Your instructions = Write out the data below in full, unchanged, minus the images.

Supplied material =
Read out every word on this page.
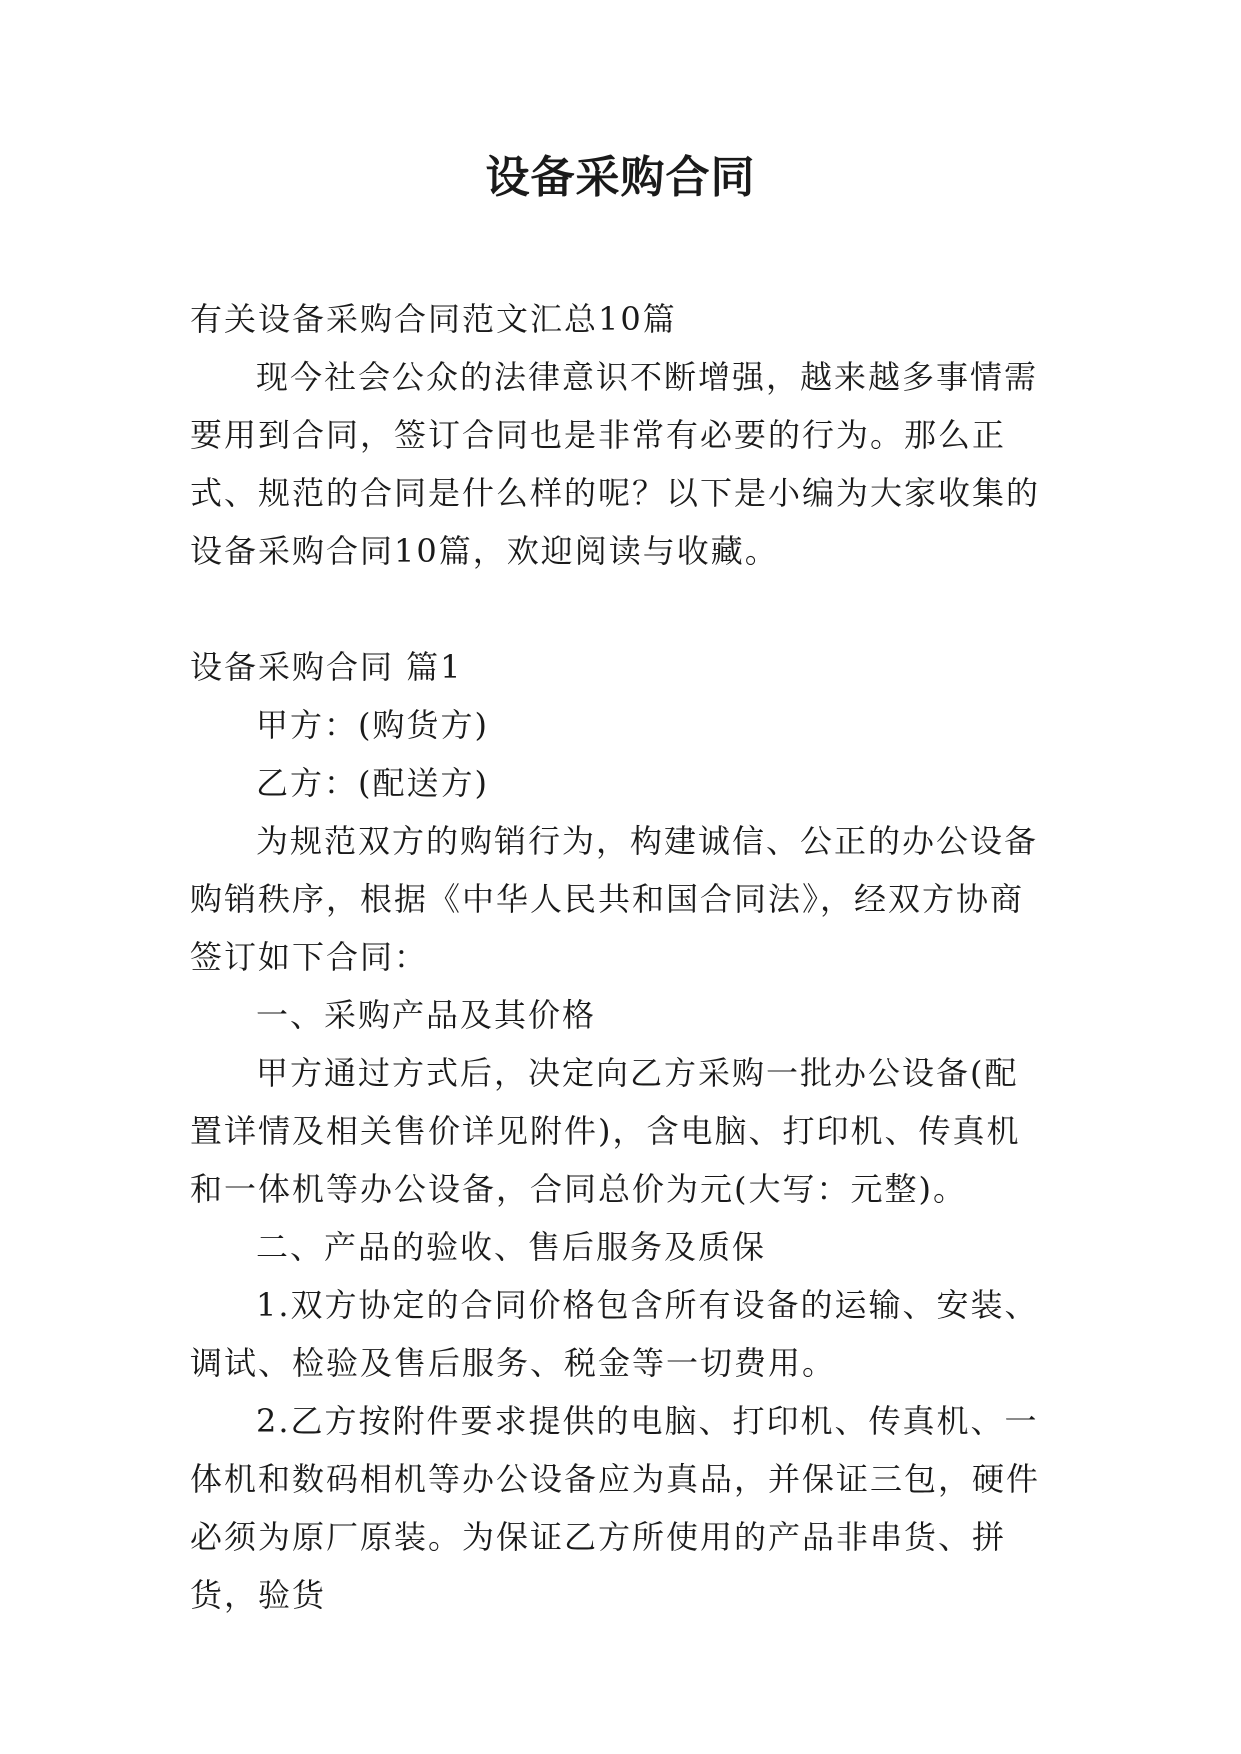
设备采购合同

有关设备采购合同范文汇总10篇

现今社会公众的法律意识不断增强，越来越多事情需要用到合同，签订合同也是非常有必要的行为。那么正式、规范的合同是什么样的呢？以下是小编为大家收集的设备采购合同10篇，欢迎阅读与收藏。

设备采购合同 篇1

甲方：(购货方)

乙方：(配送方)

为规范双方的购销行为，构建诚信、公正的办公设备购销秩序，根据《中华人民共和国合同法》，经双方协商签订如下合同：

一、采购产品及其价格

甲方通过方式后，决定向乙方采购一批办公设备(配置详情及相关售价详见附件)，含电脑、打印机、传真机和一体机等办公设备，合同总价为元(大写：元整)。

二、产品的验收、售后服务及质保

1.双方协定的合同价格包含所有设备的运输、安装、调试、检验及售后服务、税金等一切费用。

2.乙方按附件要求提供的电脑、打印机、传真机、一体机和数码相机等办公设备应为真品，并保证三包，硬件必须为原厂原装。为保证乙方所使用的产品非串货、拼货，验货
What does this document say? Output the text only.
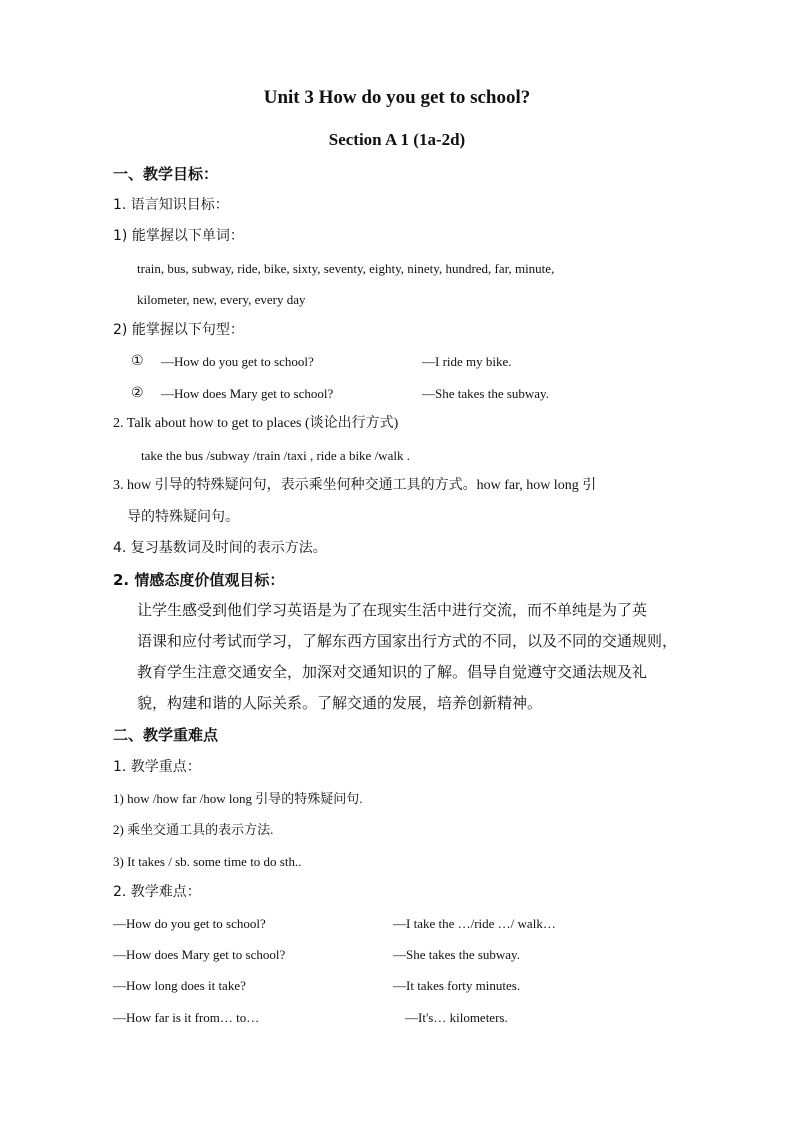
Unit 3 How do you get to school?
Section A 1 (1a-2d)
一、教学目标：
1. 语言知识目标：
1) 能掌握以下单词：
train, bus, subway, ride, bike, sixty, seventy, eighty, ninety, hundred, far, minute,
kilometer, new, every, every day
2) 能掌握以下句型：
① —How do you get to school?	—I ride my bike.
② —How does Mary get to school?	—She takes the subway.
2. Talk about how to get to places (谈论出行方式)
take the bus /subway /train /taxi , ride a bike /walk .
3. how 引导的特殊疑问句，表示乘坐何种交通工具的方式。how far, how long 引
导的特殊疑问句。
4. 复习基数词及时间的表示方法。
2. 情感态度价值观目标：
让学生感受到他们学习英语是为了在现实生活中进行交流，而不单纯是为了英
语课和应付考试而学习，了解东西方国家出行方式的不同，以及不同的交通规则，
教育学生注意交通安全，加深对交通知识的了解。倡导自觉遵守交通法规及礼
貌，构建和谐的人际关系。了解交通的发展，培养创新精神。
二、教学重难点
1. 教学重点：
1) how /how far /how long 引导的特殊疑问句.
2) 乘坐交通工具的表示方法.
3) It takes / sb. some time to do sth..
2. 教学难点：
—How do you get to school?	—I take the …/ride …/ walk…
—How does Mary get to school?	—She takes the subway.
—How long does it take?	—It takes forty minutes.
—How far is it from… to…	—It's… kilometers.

Expected answer =
Read out every word on this page.
设备采购合同

有关设备采购合同范文汇总10篇

现今社会公众的法律意识不断增强，越来越多事情需要用到合同，签订合同也是非常有必要的行为。那么正式、规范的合同是什么样的呢？以下是小编为大家收集的设备采购合同10篇，欢迎阅读与收藏。

设备采购合同 篇1

甲方：(购货方)

乙方：(配送方)

为规范双方的购销行为，构建诚信、公正的办公设备购销秩序，根据《中华人民共和国合同法》，经双方协商签订如下合同：

一、采购产品及其价格

甲方通过方式后，决定向乙方采购一批办公设备(配置详情及相关售价详见附件)，含电脑、打印机、传真机和一体机等办公设备，合同总价为元(大写：元整)。

二、产品的验收、售后服务及质保

1.双方协定的合同价格包含所有设备的运输、安装、调试、检验及售后服务、税金等一切费用。

2.乙方按附件要求提供的电脑、打印机、传真机、一体机和数码相机等办公设备应为真品，并保证三包，硬件必须为原厂原装。为保证乙方所使用的产品非串货、拼货，验货
What does this document say? Output the text only.
Unit 3 How do you get to school?
Section A 1 (1a-2d)
一、教学目标：
1. 语言知识目标：
1) 能掌握以下单词：
train, bus, subway, ride, bike, sixty, seventy, eighty, ninety, hundred, far, minute,
kilometer, new, every, every day
2) 能掌握以下句型：
① —How do you get to school?	—I ride my bike.
② —How does Mary get to school?	—She takes the subway.
2. Talk about how to get to places (谈论出行方式)
take the bus /subway /train /taxi , ride a bike /walk .
3. how 引导的特殊疑问句，表示乘坐何种交通工具的方式。how far, how long 引
导的特殊疑问句。
4. 复习基数词及时间的表示方法。
2. 情感态度价值观目标：
让学生感受到他们学习英语是为了在现实生活中进行交流，而不单纯是为了英
语课和应付考试而学习，了解东西方国家出行方式的不同，以及不同的交通规则，
教育学生注意交通安全，加深对交通知识的了解。倡导自觉遵守交通法规及礼
貌，构建和谐的人际关系。了解交通的发展，培养创新精神。
二、教学重难点
1. 教学重点：
1) how /how far /how long 引导的特殊疑问句.
2) 乘坐交通工具的表示方法.
3) It takes / sb. some time to do sth..
2. 教学难点：
—How do you get to school?	—I take the …/ride …/ walk…
—How does Mary get to school?	—She takes the subway.
—How long does it take?	—It takes forty minutes.
—How far is it from… to…	—It's… kilometers.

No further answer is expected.